Task inputs —
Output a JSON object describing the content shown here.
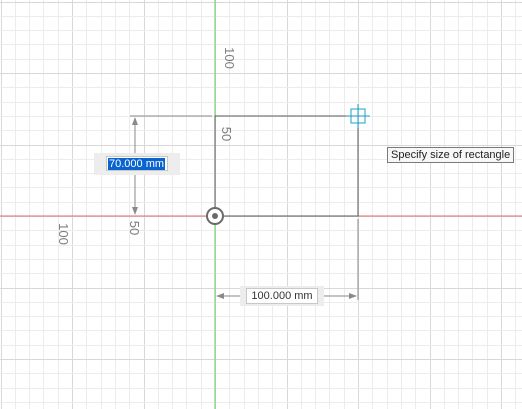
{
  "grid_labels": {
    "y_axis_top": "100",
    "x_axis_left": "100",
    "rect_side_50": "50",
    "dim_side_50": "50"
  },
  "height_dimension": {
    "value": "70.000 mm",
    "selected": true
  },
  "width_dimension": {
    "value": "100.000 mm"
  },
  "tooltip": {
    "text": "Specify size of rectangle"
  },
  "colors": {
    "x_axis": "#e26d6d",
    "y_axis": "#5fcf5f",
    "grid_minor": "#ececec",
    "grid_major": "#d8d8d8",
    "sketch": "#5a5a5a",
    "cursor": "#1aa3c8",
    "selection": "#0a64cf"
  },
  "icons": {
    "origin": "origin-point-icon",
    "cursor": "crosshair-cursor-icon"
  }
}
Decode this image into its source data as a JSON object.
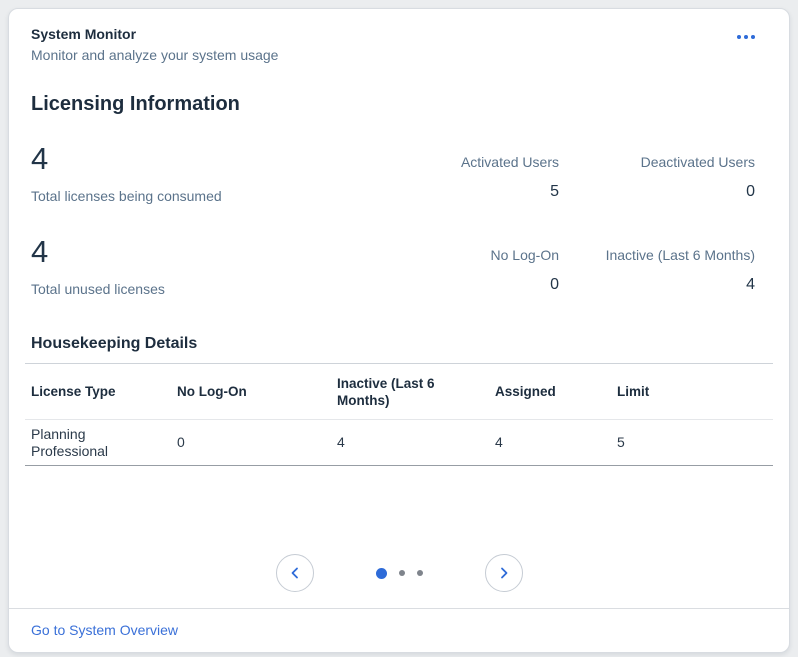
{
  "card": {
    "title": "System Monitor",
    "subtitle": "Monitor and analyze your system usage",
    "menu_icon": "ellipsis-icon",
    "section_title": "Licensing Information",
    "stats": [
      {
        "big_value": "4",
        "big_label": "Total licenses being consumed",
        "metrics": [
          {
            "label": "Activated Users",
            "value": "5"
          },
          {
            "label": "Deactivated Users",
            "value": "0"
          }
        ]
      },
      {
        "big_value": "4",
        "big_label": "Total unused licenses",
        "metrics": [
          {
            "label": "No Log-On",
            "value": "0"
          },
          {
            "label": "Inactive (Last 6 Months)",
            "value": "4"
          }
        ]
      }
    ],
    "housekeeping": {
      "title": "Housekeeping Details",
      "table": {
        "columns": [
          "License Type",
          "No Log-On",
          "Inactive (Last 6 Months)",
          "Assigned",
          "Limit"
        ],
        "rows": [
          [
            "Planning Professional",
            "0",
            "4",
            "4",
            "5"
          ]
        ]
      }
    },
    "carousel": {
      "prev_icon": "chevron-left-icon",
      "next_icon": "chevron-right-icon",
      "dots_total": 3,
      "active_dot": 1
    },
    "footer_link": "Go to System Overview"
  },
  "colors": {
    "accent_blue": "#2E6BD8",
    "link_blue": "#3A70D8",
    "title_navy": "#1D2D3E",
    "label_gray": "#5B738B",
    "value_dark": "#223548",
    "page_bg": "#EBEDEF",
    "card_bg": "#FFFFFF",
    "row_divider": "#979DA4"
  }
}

Exercise directions —
Copy the records exactly as they appear, excluding images.

Task response —
Output a JSON object describing the content shown here.
{
  "grid_labels": {
    "y_axis_top": "100",
    "x_axis_left": "100",
    "rect_side_50": "50",
    "dim_side_50": "50"
  },
  "height_dimension": {
    "value": "70.000 mm",
    "selected": true
  },
  "width_dimension": {
    "value": "100.000 mm"
  },
  "tooltip": {
    "text": "Specify size of rectangle"
  },
  "colors": {
    "x_axis": "#e26d6d",
    "y_axis": "#5fcf5f",
    "grid_minor": "#ececec",
    "grid_major": "#d8d8d8",
    "sketch": "#5a5a5a",
    "cursor": "#1aa3c8",
    "selection": "#0a64cf"
  },
  "icons": {
    "origin": "origin-point-icon",
    "cursor": "crosshair-cursor-icon"
  }
}
Decode this image into its source data as a JSON object.
{
  "card": {
    "title": "System Monitor",
    "subtitle": "Monitor and analyze your system usage",
    "menu_icon": "ellipsis-icon",
    "section_title": "Licensing Information",
    "stats": [
      {
        "big_value": "4",
        "big_label": "Total licenses being consumed",
        "metrics": [
          {
            "label": "Activated Users",
            "value": "5"
          },
          {
            "label": "Deactivated Users",
            "value": "0"
          }
        ]
      },
      {
        "big_value": "4",
        "big_label": "Total unused licenses",
        "metrics": [
          {
            "label": "No Log-On",
            "value": "0"
          },
          {
            "label": "Inactive (Last 6 Months)",
            "value": "4"
          }
        ]
      }
    ],
    "housekeeping": {
      "title": "Housekeeping Details",
      "table": {
        "columns": [
          "License Type",
          "No Log-On",
          "Inactive (Last 6 Months)",
          "Assigned",
          "Limit"
        ],
        "rows": [
          [
            "Planning Professional",
            "0",
            "4",
            "4",
            "5"
          ]
        ]
      }
    },
    "carousel": {
      "prev_icon": "chevron-left-icon",
      "next_icon": "chevron-right-icon",
      "dots_total": 3,
      "active_dot": 1
    },
    "footer_link": "Go to System Overview"
  },
  "colors": {
    "accent_blue": "#2E6BD8",
    "link_blue": "#3A70D8",
    "title_navy": "#1D2D3E",
    "label_gray": "#5B738B",
    "value_dark": "#223548",
    "page_bg": "#EBEDEF",
    "card_bg": "#FFFFFF",
    "row_divider": "#979DA4"
  }
}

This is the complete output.